Recorded data
□ □ □ □ □ □ □
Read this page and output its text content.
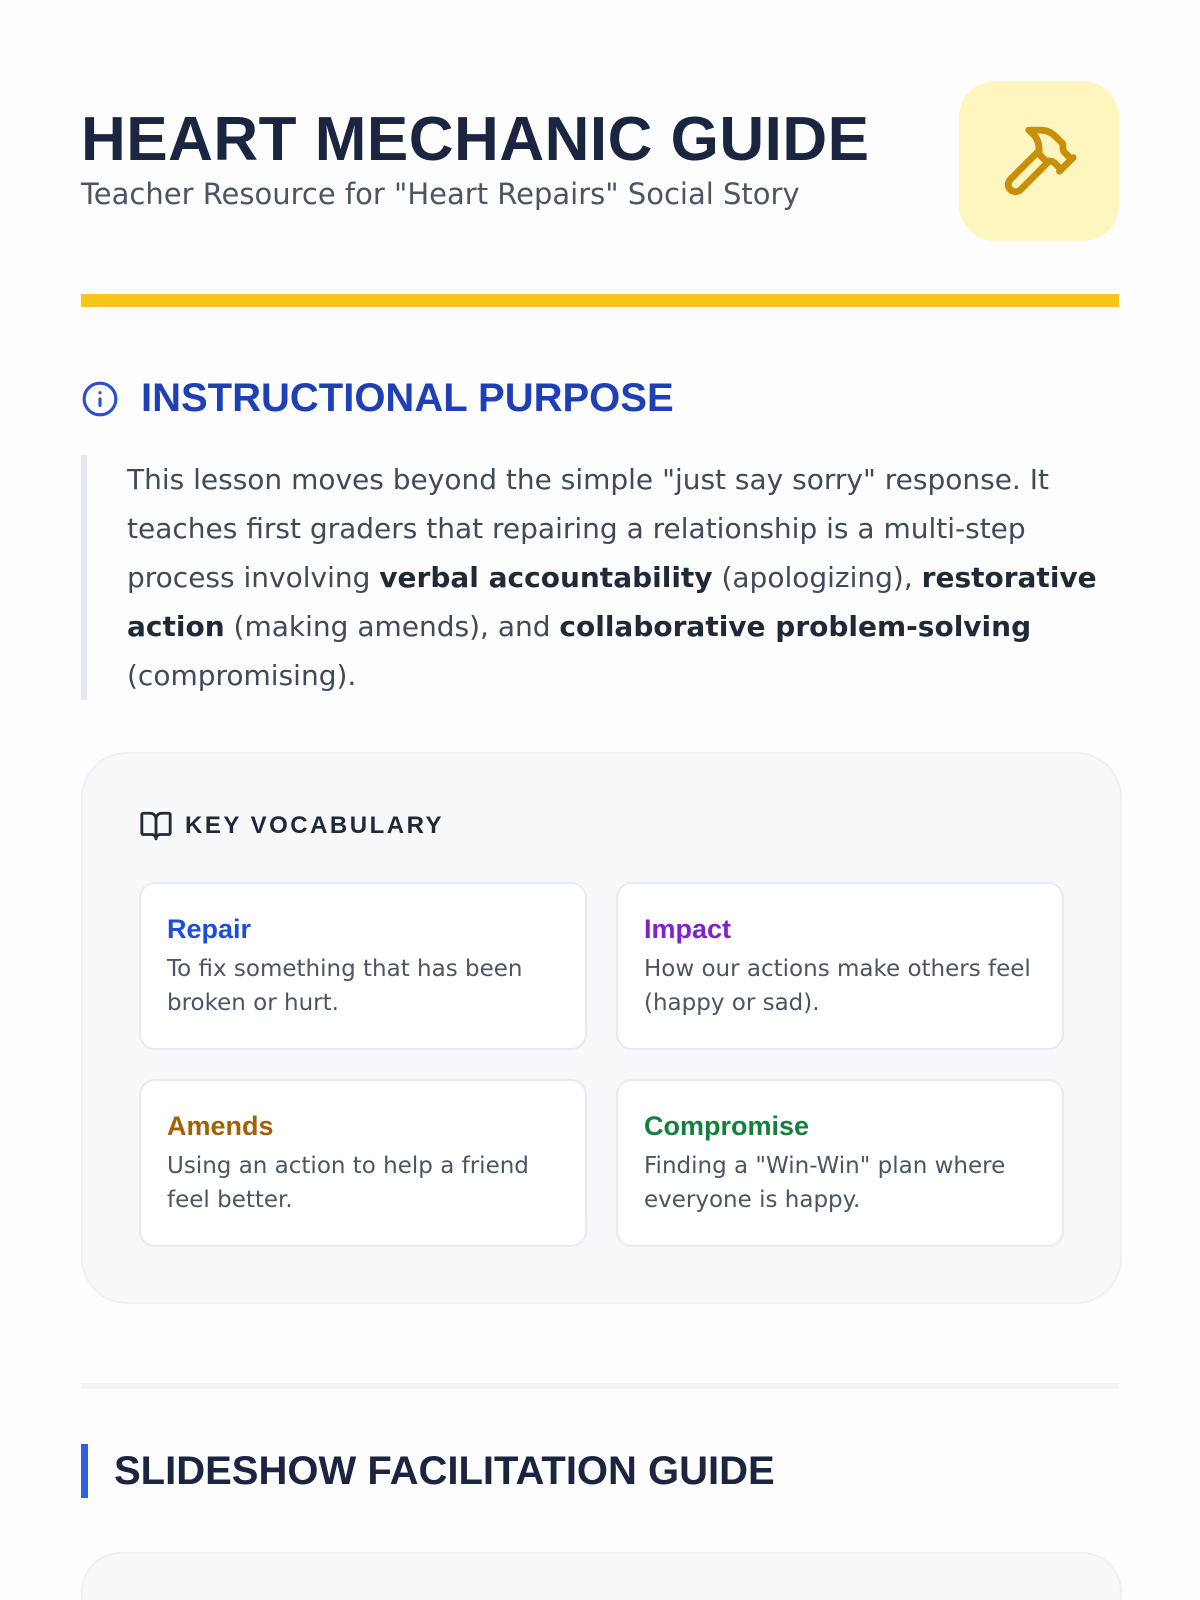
HEART MECHANIC GUIDE
Teacher Resource for "Heart Repairs" Social Story
INSTRUCTIONAL PURPOSE

This lesson moves beyond the simple "just say sorry" response. It teaches first graders that repairing a relationship is a multi-step process involving verbal accountability (apologizing), restorative action (making amends), and collaborative problem-solving (compromising).

KEY VOCABULARY
Repair
To fix something that has been broken or hurt.
Impact
How our actions make others feel (happy or sad).
Amends
Using an action to help a friend feel better.
Compromise
Finding a "Win-Win" plan where everyone is happy.
SLIDESHOW FACILITATION GUIDE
□ □ □ □ □ □ □
Aim:
The word "GUIDE" may appear on some lines of these records; state how many such lines there are, and nothing else.

Expected answer:
2